>>>>
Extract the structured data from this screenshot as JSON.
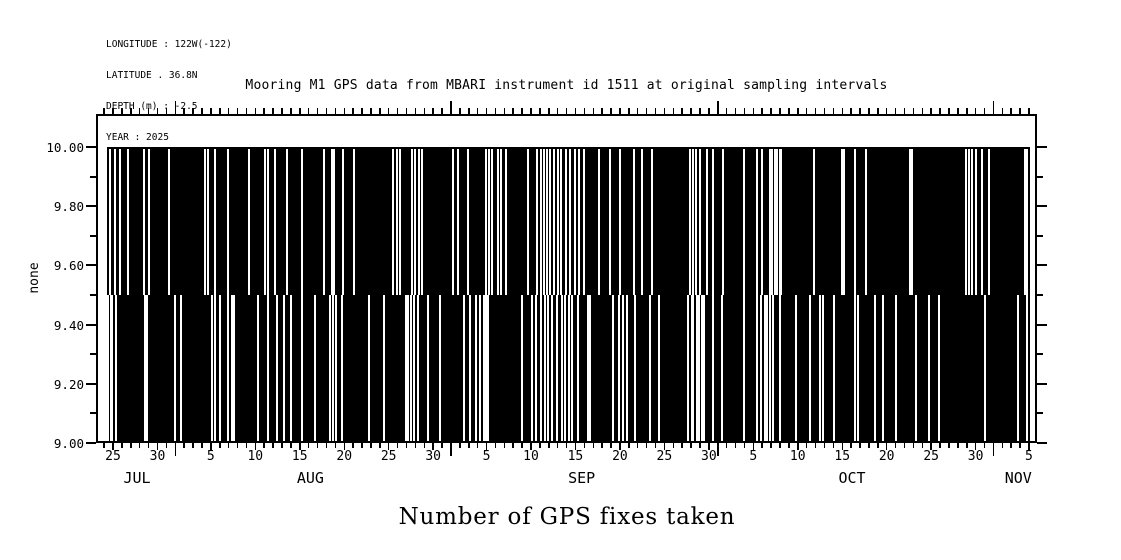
{
  "header": {
    "lines": [
      "LONGITUDE : 122W(-122)",
      "LATITUDE . 36.8N",
      "DEPTH (m) : -2.5",
      "YEAR : 2025"
    ]
  },
  "title": "Mooring M1 GPS data from MBARI instrument id 1511 at original sampling intervals",
  "bottom_title": "Number of GPS fixes taken",
  "colors": {
    "ink": "#000000",
    "background": "#ffffff"
  },
  "chart_data": {
    "type": "bar",
    "subtype": "high-density needle time series (value drawn as vertical strokes from baseline)",
    "title": "Mooring M1 GPS data from MBARI instrument id 1511 at original sampling intervals",
    "xlabel": "",
    "ylabel": "none",
    "ylim": [
      9.0,
      10.0
    ],
    "yticks_major": [
      9.0,
      9.2,
      9.4,
      9.6,
      9.8,
      10.0
    ],
    "yticks_minor": [
      9.1,
      9.3,
      9.5,
      9.7,
      9.9
    ],
    "x_axis": {
      "year": 2025,
      "start_date": "2025-07-23",
      "end_date": "2025-11-06",
      "day_offset_zero": "2025-07-25",
      "day_tick_range": [
        -2,
        103
      ],
      "month_start_days": [
        7,
        38,
        68,
        99
      ],
      "day_labels": [
        {
          "d": 0,
          "t": "25"
        },
        {
          "d": 5,
          "t": "30"
        },
        {
          "d": 11,
          "t": "5"
        },
        {
          "d": 16,
          "t": "10"
        },
        {
          "d": 21,
          "t": "15"
        },
        {
          "d": 26,
          "t": "20"
        },
        {
          "d": 31,
          "t": "25"
        },
        {
          "d": 36,
          "t": "30"
        },
        {
          "d": 42,
          "t": "5"
        },
        {
          "d": 47,
          "t": "10"
        },
        {
          "d": 52,
          "t": "15"
        },
        {
          "d": 57,
          "t": "20"
        },
        {
          "d": 62,
          "t": "25"
        },
        {
          "d": 67,
          "t": "30"
        },
        {
          "d": 72,
          "t": "5"
        },
        {
          "d": 77,
          "t": "10"
        },
        {
          "d": 82,
          "t": "15"
        },
        {
          "d": 87,
          "t": "20"
        },
        {
          "d": 92,
          "t": "25"
        },
        {
          "d": 97,
          "t": "30"
        },
        {
          "d": 103,
          "t": "5"
        }
      ],
      "month_labels": [
        {
          "d": 2.7,
          "t": "JUL"
        },
        {
          "d": 22.2,
          "t": "AUG"
        },
        {
          "d": 52.7,
          "t": "SEP"
        },
        {
          "d": 83.1,
          "t": "OCT"
        },
        {
          "d": 101.8,
          "t": "NOV"
        }
      ]
    },
    "values": {
      "high": 10.0,
      "dip": 9.5,
      "baseline": 9.0
    },
    "data_extent_days": [
      -0.67,
      103.1
    ],
    "gaps_top_days": [
      -0.34,
      0.22,
      0.79,
      1.69,
      3.49,
      4.05,
      6.3,
      10.34,
      10.68,
      11.47,
      12.93,
      15.29,
      17.09,
      17.43,
      18.22,
      19.57,
      21.25,
      23.73,
      24.63,
      24.85,
      25.86,
      27.1,
      31.49,
      31.94,
      32.27,
      33.62,
      33.96,
      34.41,
      34.75,
      38.23,
      38.8,
      39.92,
      41.94,
      42.28,
      42.62,
      43.29,
      43.63,
      44.19,
      46.67,
      47.68,
      48.13,
      48.47,
      48.8,
      49.14,
      49.59,
      50.04,
      50.38,
      50.94,
      51.39,
      51.95,
      52.4,
      52.96,
      54.65,
      55.89,
      57.01,
      58.59,
      59.49,
      60.61,
      64.88,
      65.22,
      65.56,
      66.01,
      66.79,
      67.47,
      68.59,
      70.95,
      72.42,
      72.98,
      73.88,
      74.1,
      74.44,
      74.66,
      [
        75.0,
        3
      ],
      78.83,
      81.97,
      82.2,
      83.43,
      84.67,
      89.62,
      89.85,
      95.92,
      96.26,
      96.59,
      97.04,
      97.72,
      98.5,
      102.55,
      102.78
    ],
    "gaps_bottom_days": [
      [
        -0.62,
        2
      ],
      [
        -0.22,
        3
      ],
      [
        0.34,
        2
      ],
      3.6,
      3.82,
      6.97,
      7.65,
      11.13,
      11.47,
      12.03,
      12.93,
      13.38,
      13.61,
      16.31,
      17.43,
      18.44,
      19.23,
      20.02,
      21.25,
      22.72,
      24.4,
      24.74,
      25.08,
      25.75,
      28.79,
      30.47,
      32.95,
      33.17,
      33.51,
      33.85,
      34.3,
      35.42,
      36.77,
      39.47,
      40.14,
      40.82,
      41.27,
      41.72,
      41.94,
      42.17,
      45.99,
      47.12,
      47.57,
      48.13,
      48.58,
      48.91,
      49.36,
      49.93,
      50.49,
      50.83,
      51.28,
      51.61,
      52.29,
      53.41,
      53.64,
      56.22,
      56.9,
      57.35,
      57.8,
      58.7,
      60.38,
      61.4,
      64.66,
      [
        65.11,
        3
      ],
      65.67,
      65.9,
      66.23,
      66.46,
      67.47,
      68.48,
      70.95,
      72.42,
      72.87,
      73.32,
      73.54,
      73.88,
      74.21,
      75.0,
      76.8,
      78.38,
      79.5,
      79.84,
      81.08,
      83.43,
      83.77,
      85.68,
      86.58,
      88.04,
      90.29,
      91.75,
      92.88,
      98.05,
      101.76,
      102.78
    ],
    "grid": false,
    "legend": false
  }
}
<<<<
Copy each line holding the word "original" from the listing above.

  "title": "Mooring M1 GPS data from MBARI instrument id 1511 at original sampling intervals",
    "title": "Mooring M1 GPS data from MBARI instrument id 1511 at original sampling intervals",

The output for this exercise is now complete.